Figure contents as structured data
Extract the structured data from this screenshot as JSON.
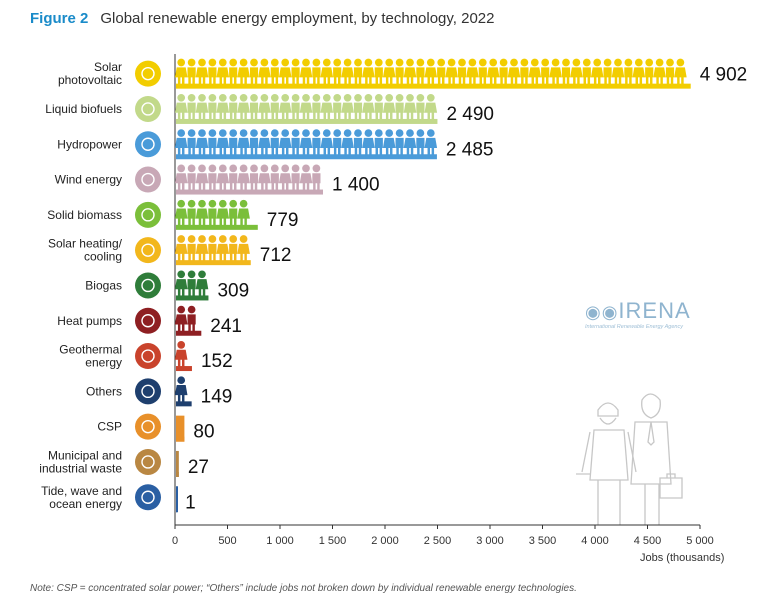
{
  "figure": {
    "number": "Figure 2",
    "title": "Global renewable energy employment, by technology, 2022",
    "note": "Note: CSP = concentrated solar power; “Others” include jobs not broken down by individual renewable energy technologies."
  },
  "watermark": {
    "name": "IRENA",
    "subtitle": "International Renewable Energy Agency"
  },
  "chart_data": {
    "type": "bar",
    "orientation": "horizontal",
    "categories": [
      [
        "Solar",
        "photovoltaic"
      ],
      [
        "Liquid biofuels"
      ],
      [
        "Hydropower"
      ],
      [
        "Wind energy"
      ],
      [
        "Solid biomass"
      ],
      [
        "Solar heating/",
        "cooling"
      ],
      [
        "Biogas"
      ],
      [
        "Heat pumps"
      ],
      [
        "Geothermal",
        "energy"
      ],
      [
        "Others"
      ],
      [
        "CSP"
      ],
      [
        "Municipal and",
        "industrial waste"
      ],
      [
        "Tide, wave and",
        "ocean energy"
      ]
    ],
    "values": [
      4902,
      2490,
      2485,
      1400,
      779,
      712,
      309,
      241,
      152,
      149,
      80,
      27,
      1
    ],
    "value_labels": [
      "4 902",
      "2 490",
      "2 485",
      "1 400",
      "779",
      "712",
      "309",
      "241",
      "152",
      "149",
      "80",
      "27",
      "1"
    ],
    "colors": [
      "#f2cd00",
      "#c2d98a",
      "#4a9bd9",
      "#c8a8b6",
      "#7bbf3a",
      "#f2b71c",
      "#2f7d3a",
      "#8e1f22",
      "#c9432c",
      "#1e3f6e",
      "#e8902a",
      "#b98742",
      "#2a5fa3"
    ],
    "icons": [
      "sun-icon",
      "leaf-icon",
      "water-drop-icon",
      "wind-turbine-icon",
      "leaf-icon",
      "sun-icon",
      "leaf-icon",
      "heat-coil-icon",
      "geothermal-icon",
      "crosshair-icon",
      "sun-icon",
      "waste-bin-icon",
      "wave-icon"
    ],
    "xlabel": "Jobs (thousands)",
    "xlim": [
      0,
      5000
    ],
    "xticks": [
      0,
      500,
      1000,
      1500,
      2000,
      2500,
      3000,
      3500,
      4000,
      4500,
      5000
    ],
    "xtick_labels": [
      "0",
      "500",
      "1 000",
      "1 500",
      "2 000",
      "2 500",
      "3 000",
      "3 500",
      "4 000",
      "4 500",
      "5 000"
    ],
    "grid": false,
    "legend": "none"
  }
}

**WHAT NEEDS TO BE DONE:** Repeat all the data as it stands, dropping any images it holds.

**EXERCISE OUTPUT:**
Extract the structured data from this screenshot as JSON.
{
  "figure": {
    "number": "Figure 2",
    "title": "Global renewable energy employment, by technology, 2022",
    "note": "Note: CSP = concentrated solar power; “Others” include jobs not broken down by individual renewable energy technologies."
  },
  "watermark": {
    "name": "IRENA",
    "subtitle": "International Renewable Energy Agency"
  },
  "chart_data": {
    "type": "bar",
    "orientation": "horizontal",
    "categories": [
      [
        "Solar",
        "photovoltaic"
      ],
      [
        "Liquid biofuels"
      ],
      [
        "Hydropower"
      ],
      [
        "Wind energy"
      ],
      [
        "Solid biomass"
      ],
      [
        "Solar heating/",
        "cooling"
      ],
      [
        "Biogas"
      ],
      [
        "Heat pumps"
      ],
      [
        "Geothermal",
        "energy"
      ],
      [
        "Others"
      ],
      [
        "CSP"
      ],
      [
        "Municipal and",
        "industrial waste"
      ],
      [
        "Tide, wave and",
        "ocean energy"
      ]
    ],
    "values": [
      4902,
      2490,
      2485,
      1400,
      779,
      712,
      309,
      241,
      152,
      149,
      80,
      27,
      1
    ],
    "value_labels": [
      "4 902",
      "2 490",
      "2 485",
      "1 400",
      "779",
      "712",
      "309",
      "241",
      "152",
      "149",
      "80",
      "27",
      "1"
    ],
    "colors": [
      "#f2cd00",
      "#c2d98a",
      "#4a9bd9",
      "#c8a8b6",
      "#7bbf3a",
      "#f2b71c",
      "#2f7d3a",
      "#8e1f22",
      "#c9432c",
      "#1e3f6e",
      "#e8902a",
      "#b98742",
      "#2a5fa3"
    ],
    "icons": [
      "sun-icon",
      "leaf-icon",
      "water-drop-icon",
      "wind-turbine-icon",
      "leaf-icon",
      "sun-icon",
      "leaf-icon",
      "heat-coil-icon",
      "geothermal-icon",
      "crosshair-icon",
      "sun-icon",
      "waste-bin-icon",
      "wave-icon"
    ],
    "xlabel": "Jobs (thousands)",
    "xlim": [
      0,
      5000
    ],
    "xticks": [
      0,
      500,
      1000,
      1500,
      2000,
      2500,
      3000,
      3500,
      4000,
      4500,
      5000
    ],
    "xtick_labels": [
      "0",
      "500",
      "1 000",
      "1 500",
      "2 000",
      "2 500",
      "3 000",
      "3 500",
      "4 000",
      "4 500",
      "5 000"
    ],
    "grid": false,
    "legend": "none"
  }
}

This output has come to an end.